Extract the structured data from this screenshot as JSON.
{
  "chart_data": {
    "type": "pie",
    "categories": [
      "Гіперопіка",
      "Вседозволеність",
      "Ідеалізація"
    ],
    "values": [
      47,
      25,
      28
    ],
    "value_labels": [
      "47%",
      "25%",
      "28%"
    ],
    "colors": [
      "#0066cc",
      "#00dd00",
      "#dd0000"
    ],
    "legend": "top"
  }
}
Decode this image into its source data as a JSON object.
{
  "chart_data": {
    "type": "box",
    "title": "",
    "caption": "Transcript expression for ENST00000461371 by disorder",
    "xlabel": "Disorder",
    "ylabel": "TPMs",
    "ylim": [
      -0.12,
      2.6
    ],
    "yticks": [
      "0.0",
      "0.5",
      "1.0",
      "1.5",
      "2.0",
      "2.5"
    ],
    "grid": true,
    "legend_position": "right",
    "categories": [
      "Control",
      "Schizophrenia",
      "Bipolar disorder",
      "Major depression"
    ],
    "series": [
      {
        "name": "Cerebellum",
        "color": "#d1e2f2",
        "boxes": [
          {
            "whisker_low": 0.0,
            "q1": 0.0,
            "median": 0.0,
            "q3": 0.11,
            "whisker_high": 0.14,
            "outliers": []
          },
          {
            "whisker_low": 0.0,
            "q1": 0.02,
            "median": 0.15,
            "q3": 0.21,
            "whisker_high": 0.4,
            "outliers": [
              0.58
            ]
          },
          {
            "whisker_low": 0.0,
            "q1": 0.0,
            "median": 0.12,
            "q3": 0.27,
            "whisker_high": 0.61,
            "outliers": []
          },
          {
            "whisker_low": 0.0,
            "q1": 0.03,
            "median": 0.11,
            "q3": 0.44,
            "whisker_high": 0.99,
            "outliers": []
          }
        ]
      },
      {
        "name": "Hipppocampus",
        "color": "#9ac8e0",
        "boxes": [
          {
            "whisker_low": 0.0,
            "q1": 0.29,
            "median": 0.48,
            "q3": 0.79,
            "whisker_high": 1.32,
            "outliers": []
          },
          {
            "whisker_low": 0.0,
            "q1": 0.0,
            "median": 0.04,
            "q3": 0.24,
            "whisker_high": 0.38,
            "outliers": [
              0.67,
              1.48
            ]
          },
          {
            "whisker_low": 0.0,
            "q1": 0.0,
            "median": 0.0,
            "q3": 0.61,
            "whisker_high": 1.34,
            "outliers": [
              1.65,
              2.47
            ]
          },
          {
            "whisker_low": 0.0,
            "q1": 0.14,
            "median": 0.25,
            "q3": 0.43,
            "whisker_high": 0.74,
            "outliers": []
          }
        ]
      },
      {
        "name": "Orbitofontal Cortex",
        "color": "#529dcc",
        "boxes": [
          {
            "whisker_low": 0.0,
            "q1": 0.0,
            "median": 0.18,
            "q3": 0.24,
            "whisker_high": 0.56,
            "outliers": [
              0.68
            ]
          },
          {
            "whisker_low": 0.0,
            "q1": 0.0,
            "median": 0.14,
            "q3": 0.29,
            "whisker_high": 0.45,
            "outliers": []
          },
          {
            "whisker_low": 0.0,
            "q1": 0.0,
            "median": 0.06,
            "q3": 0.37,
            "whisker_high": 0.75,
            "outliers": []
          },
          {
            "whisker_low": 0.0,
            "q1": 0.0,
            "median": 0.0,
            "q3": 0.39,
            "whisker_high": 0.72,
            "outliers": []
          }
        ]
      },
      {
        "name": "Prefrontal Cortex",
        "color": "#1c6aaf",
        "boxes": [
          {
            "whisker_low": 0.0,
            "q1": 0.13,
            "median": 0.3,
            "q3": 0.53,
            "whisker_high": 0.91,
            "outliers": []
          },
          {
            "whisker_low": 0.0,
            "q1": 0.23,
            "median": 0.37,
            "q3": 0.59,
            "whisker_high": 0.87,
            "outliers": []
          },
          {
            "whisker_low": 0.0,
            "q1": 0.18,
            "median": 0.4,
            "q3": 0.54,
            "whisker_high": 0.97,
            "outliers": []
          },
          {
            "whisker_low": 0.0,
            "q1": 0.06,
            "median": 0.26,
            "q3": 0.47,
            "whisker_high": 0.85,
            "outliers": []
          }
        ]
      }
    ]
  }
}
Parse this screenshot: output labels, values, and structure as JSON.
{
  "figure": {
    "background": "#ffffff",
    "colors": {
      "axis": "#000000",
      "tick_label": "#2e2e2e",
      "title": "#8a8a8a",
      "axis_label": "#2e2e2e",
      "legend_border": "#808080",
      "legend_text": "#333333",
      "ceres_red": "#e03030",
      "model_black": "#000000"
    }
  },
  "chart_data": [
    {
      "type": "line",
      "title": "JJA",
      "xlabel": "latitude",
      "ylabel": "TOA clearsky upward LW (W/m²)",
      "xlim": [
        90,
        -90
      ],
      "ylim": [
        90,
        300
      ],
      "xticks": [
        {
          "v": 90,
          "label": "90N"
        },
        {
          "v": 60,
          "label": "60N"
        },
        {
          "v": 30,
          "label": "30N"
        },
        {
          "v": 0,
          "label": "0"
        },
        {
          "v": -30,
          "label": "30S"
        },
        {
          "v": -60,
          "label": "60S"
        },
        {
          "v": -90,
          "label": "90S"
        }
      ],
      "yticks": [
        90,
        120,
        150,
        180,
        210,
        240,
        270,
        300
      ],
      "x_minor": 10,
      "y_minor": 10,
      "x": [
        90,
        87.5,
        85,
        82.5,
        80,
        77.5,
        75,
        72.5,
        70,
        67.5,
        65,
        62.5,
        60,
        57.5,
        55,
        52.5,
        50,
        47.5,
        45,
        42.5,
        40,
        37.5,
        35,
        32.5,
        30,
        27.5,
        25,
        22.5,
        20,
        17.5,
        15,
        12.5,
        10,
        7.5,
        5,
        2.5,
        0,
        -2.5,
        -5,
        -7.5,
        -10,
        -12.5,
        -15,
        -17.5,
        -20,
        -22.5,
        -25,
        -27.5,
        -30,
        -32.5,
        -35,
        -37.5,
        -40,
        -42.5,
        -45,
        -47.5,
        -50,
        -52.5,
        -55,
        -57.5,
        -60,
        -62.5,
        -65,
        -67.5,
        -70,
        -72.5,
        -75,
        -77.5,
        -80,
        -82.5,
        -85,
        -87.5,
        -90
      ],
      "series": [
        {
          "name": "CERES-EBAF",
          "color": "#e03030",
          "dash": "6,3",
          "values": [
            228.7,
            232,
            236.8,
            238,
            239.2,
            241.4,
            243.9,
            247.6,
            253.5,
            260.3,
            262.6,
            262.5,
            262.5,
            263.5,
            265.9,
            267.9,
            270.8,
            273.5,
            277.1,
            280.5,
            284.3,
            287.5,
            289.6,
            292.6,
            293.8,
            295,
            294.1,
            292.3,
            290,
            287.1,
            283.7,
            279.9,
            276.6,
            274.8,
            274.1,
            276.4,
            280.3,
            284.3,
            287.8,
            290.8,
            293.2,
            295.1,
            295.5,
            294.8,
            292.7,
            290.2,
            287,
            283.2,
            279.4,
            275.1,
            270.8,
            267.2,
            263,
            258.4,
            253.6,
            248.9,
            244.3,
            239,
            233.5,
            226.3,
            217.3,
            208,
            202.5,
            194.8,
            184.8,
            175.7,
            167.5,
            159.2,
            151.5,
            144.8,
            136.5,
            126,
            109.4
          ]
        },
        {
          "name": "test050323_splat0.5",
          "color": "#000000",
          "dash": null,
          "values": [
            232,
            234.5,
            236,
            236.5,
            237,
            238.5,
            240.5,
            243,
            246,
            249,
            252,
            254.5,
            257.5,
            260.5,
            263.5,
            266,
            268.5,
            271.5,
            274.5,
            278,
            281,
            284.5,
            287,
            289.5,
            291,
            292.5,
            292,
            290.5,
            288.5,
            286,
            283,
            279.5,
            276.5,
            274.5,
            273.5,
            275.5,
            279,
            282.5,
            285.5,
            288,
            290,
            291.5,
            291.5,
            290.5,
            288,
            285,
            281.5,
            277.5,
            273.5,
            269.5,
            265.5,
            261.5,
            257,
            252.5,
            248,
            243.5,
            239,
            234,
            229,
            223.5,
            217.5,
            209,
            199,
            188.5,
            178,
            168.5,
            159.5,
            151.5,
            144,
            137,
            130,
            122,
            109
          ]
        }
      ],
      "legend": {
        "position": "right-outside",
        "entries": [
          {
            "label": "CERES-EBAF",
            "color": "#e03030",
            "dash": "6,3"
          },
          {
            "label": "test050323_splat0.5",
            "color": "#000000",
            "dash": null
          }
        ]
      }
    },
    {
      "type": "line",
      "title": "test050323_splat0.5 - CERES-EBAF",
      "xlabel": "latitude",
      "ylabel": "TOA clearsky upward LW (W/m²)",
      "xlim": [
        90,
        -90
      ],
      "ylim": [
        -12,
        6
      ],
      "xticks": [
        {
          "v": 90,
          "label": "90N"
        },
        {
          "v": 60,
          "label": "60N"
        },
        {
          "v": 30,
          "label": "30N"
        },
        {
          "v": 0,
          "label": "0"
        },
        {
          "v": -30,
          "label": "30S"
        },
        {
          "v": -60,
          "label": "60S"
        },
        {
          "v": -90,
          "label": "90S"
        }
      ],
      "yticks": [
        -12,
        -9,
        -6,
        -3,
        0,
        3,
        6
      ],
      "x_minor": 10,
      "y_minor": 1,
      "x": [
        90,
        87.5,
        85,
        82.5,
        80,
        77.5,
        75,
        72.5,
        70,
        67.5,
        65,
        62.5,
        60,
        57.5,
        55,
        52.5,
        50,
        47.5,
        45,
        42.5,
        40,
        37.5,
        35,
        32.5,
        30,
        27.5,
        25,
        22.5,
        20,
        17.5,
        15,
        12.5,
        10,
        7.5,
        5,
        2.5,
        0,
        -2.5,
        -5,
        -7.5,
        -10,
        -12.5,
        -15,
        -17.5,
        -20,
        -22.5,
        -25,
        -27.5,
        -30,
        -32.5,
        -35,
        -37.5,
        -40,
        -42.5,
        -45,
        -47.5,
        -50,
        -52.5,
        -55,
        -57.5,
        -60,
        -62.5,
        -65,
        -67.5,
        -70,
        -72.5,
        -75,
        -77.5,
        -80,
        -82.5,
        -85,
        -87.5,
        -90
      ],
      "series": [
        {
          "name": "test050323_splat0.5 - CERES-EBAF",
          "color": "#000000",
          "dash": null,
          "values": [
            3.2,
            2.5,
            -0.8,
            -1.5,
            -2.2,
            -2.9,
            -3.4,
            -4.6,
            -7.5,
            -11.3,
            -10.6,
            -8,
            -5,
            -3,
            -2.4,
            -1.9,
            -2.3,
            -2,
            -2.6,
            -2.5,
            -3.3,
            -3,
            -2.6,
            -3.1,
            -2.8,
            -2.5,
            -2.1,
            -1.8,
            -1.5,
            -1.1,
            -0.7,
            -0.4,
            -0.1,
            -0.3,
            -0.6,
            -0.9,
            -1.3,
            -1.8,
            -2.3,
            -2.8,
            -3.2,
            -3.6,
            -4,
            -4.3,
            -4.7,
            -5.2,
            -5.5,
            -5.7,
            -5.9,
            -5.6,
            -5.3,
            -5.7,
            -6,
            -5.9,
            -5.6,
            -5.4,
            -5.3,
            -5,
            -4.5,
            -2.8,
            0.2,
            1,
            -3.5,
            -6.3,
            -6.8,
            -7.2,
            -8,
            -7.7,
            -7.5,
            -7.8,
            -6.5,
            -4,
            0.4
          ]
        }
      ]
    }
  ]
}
***
PROBLEM TO WORK ON
Copy out each line of the data where the string "type" appears.

SOLUTION FOR THIS EXERCISE
    "type": "pie",
    "type": "box",
      "type": "line",
      "type": "line",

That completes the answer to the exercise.